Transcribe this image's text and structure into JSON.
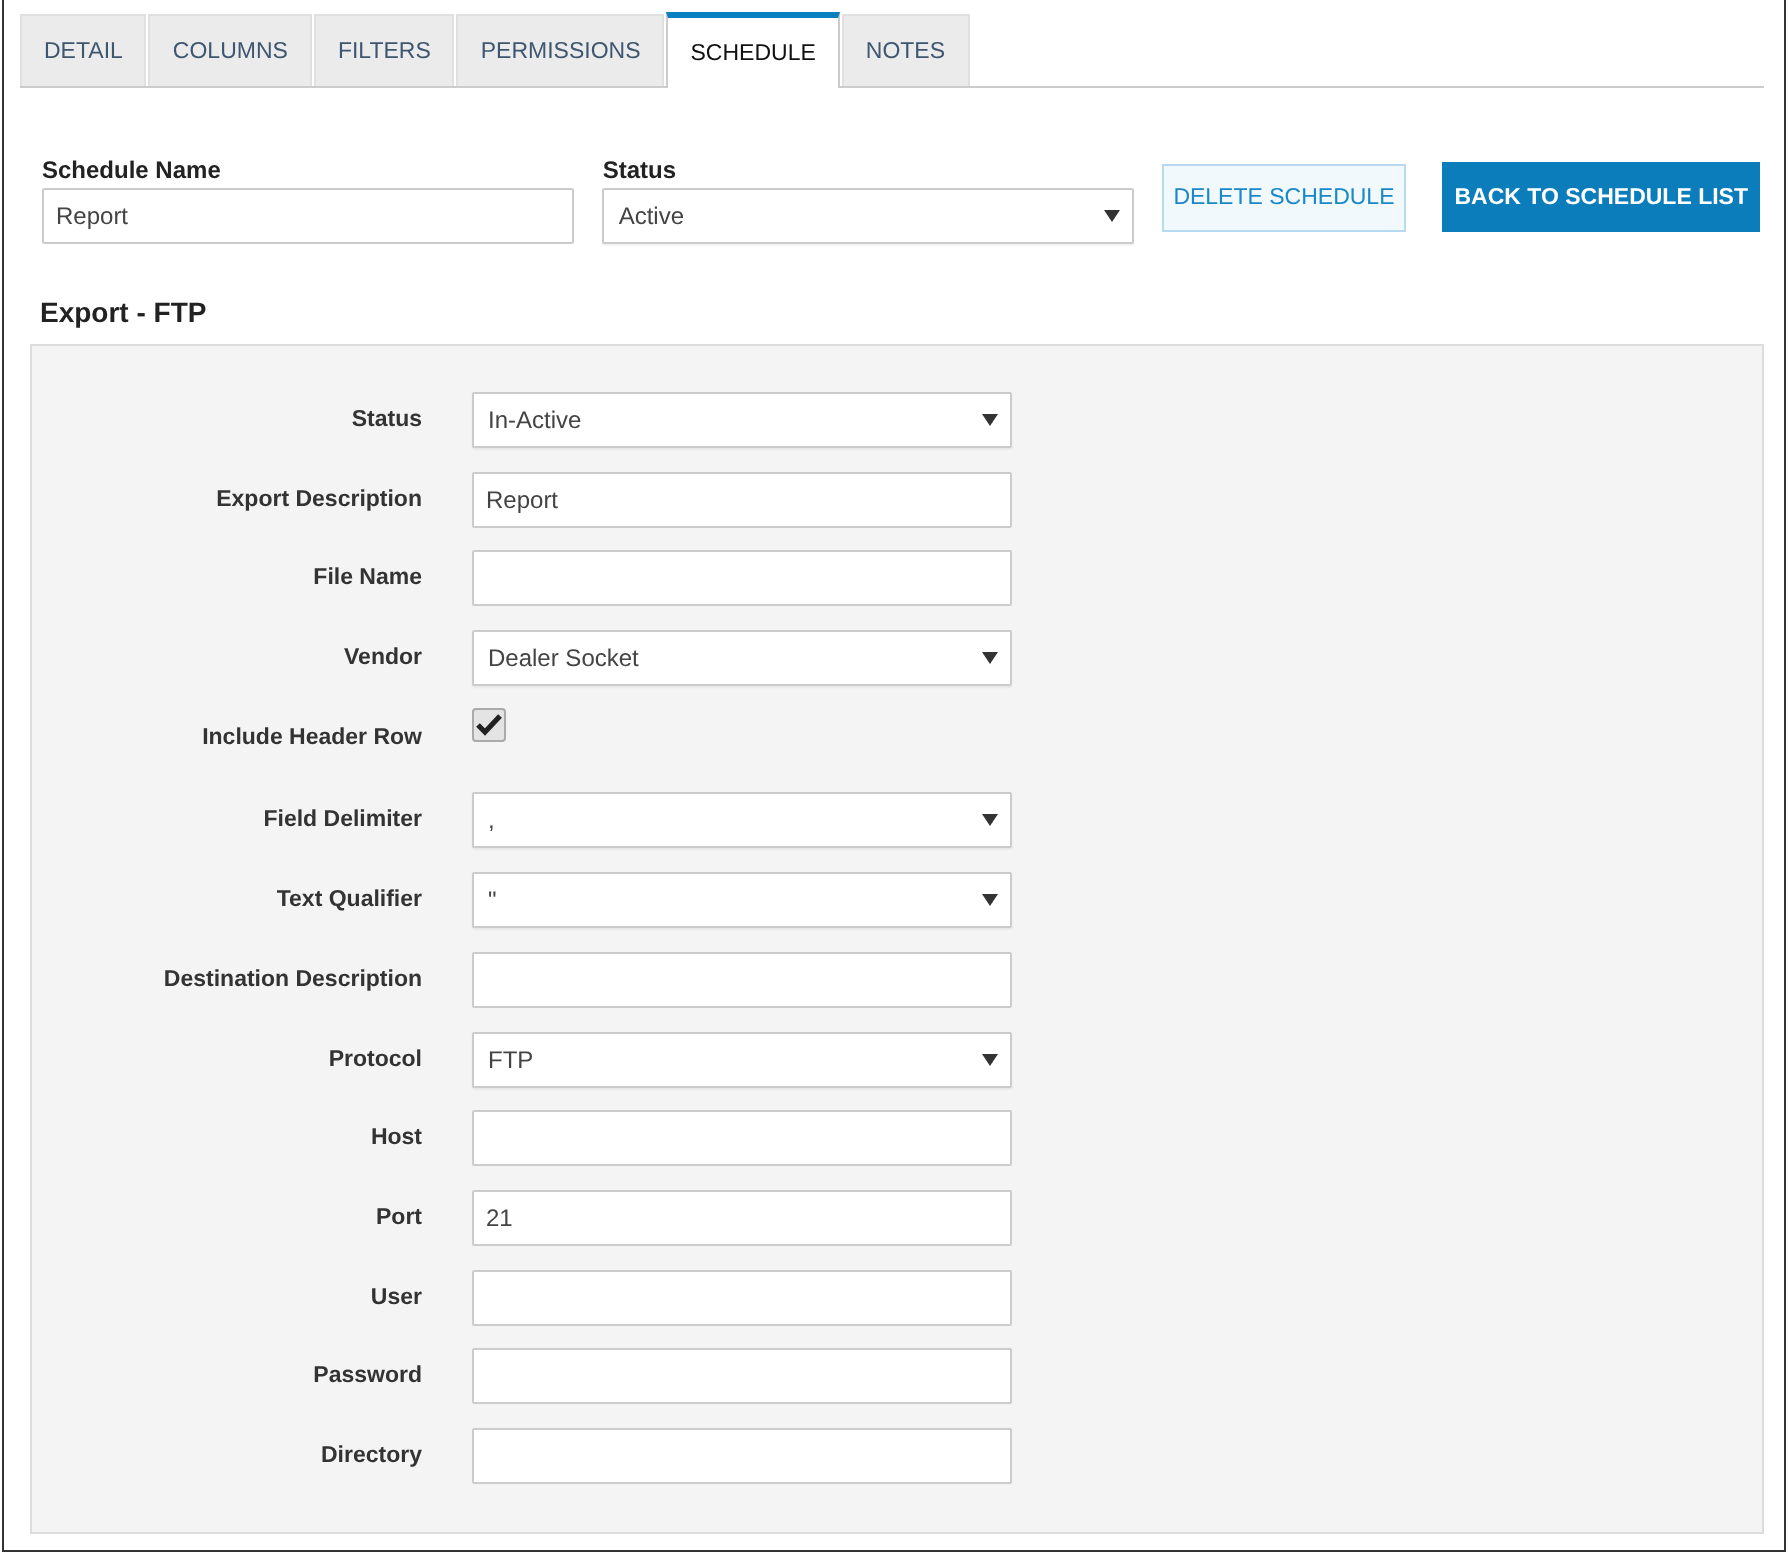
{
  "tabs": [
    {
      "label": "DETAIL",
      "selected": false
    },
    {
      "label": "COLUMNS",
      "selected": false
    },
    {
      "label": "FILTERS",
      "selected": false
    },
    {
      "label": "PERMISSIONS",
      "selected": false
    },
    {
      "label": "SCHEDULE",
      "selected": true
    },
    {
      "label": "NOTES",
      "selected": false
    }
  ],
  "schedule": {
    "name_label": "Schedule Name",
    "name_value": "Report",
    "status_label": "Status",
    "status_value": "Active",
    "delete_button": "DELETE SCHEDULE",
    "back_button": "BACK TO SCHEDULE LIST"
  },
  "section_title": "Export - FTP",
  "fields": [
    {
      "label": "Status",
      "kind": "select",
      "value": "In-Active"
    },
    {
      "label": "Export Description",
      "kind": "text",
      "value": "Report"
    },
    {
      "label": "File Name",
      "kind": "text"
    },
    {
      "label": "Vendor",
      "kind": "select",
      "value": "Dealer Socket"
    },
    {
      "label": "Include Header Row",
      "kind": "checkbox",
      "checked": true
    },
    {
      "label": "Field Delimiter",
      "kind": "select",
      "value": ","
    },
    {
      "label": "Text Qualifier",
      "kind": "select",
      "value": "\""
    },
    {
      "label": "Destination Description",
      "kind": "text"
    },
    {
      "label": "Protocol",
      "kind": "select",
      "value": "FTP"
    },
    {
      "label": "Host",
      "kind": "text"
    },
    {
      "label": "Port",
      "kind": "text",
      "value": "21"
    },
    {
      "label": "User",
      "kind": "text"
    },
    {
      "label": "Password",
      "kind": "text"
    },
    {
      "label": "Directory",
      "kind": "text"
    }
  ]
}
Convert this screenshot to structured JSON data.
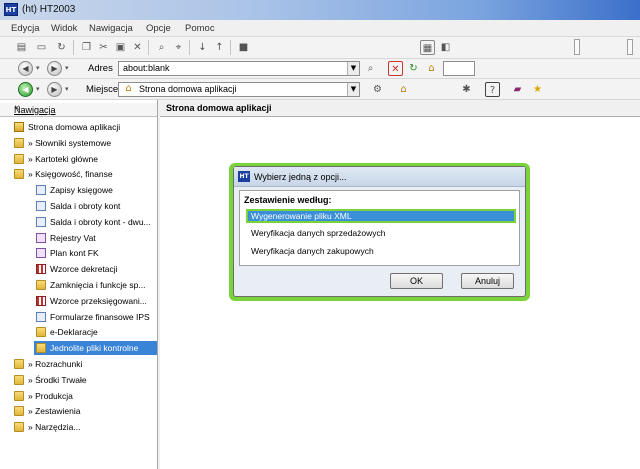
{
  "window": {
    "icon_text": "HT",
    "title": "(ht)  HT2003"
  },
  "menu": [
    "Edycja",
    "Widok",
    "Nawigacja",
    "Opcje",
    "Pomoc"
  ],
  "address_bar": {
    "label": "Adres",
    "value": "about:blank"
  },
  "location_bar": {
    "label": "Miejsce",
    "value": "Strona domowa aplikacji"
  },
  "nav_panel": {
    "tab_label": "Nawigacja",
    "close_glyph": "×",
    "items": [
      {
        "label": "Strona domowa aplikacji",
        "icon": "home-icon"
      },
      {
        "label": "» Słowniki systemowe",
        "icon": "folder-icon"
      },
      {
        "label": "» Kartoteki główne",
        "icon": "folder-icon"
      },
      {
        "label": "» Księgowość, finanse",
        "icon": "folder-icon"
      },
      {
        "label": "Zapisy księgowe",
        "icon": "document-icon"
      },
      {
        "label": "Salda i obroty kont",
        "icon": "document-icon"
      },
      {
        "label": "Salda i obroty kont - dwu...",
        "icon": "document-icon"
      },
      {
        "label": "Rejestry Vat",
        "icon": "register-icon"
      },
      {
        "label": "Plan kont FK",
        "icon": "chart-of-accounts-icon"
      },
      {
        "label": "Wzorce dekretacji",
        "icon": "grid-icon"
      },
      {
        "label": "Zamknięcia i funkcje sp...",
        "icon": "folder-icon"
      },
      {
        "label": "Wzorce przeksięgowani...",
        "icon": "grid-icon"
      },
      {
        "label": "Formularze finansowe IPS",
        "icon": "form-icon"
      },
      {
        "label": "e-Deklaracje",
        "icon": "folder-icon"
      },
      {
        "label": "Jednolite pliki kontrolne",
        "icon": "folder-icon"
      },
      {
        "label": "» Rozrachunki",
        "icon": "folder-icon"
      },
      {
        "label": "» Środki Trwałe",
        "icon": "folder-icon"
      },
      {
        "label": "» Produkcja",
        "icon": "folder-icon"
      },
      {
        "label": "» Zestawienia",
        "icon": "folder-icon"
      },
      {
        "label": "» Narzędzia...",
        "icon": "folder-icon"
      }
    ],
    "selected_index": 14
  },
  "content_header": "Strona domowa aplikacji",
  "dialog": {
    "icon_text": "HT",
    "title": "Wybierz jedną z opcji...",
    "heading": "Zestawienie według:",
    "options": [
      "Wygenerowanie pliku XML",
      "Weryfikacja danych sprzedażowych",
      "Weryfikacja danych zakupowych"
    ],
    "selected_option": 0,
    "ok_label": "OK",
    "cancel_label": "Anuluj"
  },
  "accent_color": "#3b8ed8",
  "highlight_color": "#7bd33c"
}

####

Job: From the data above, pick out each line containing "domowa" and copy it.

Reply:
    "value": "Strona domowa aplikacji"
        "label": "Strona domowa aplikacji",
  "content_header": "Strona domowa aplikacji",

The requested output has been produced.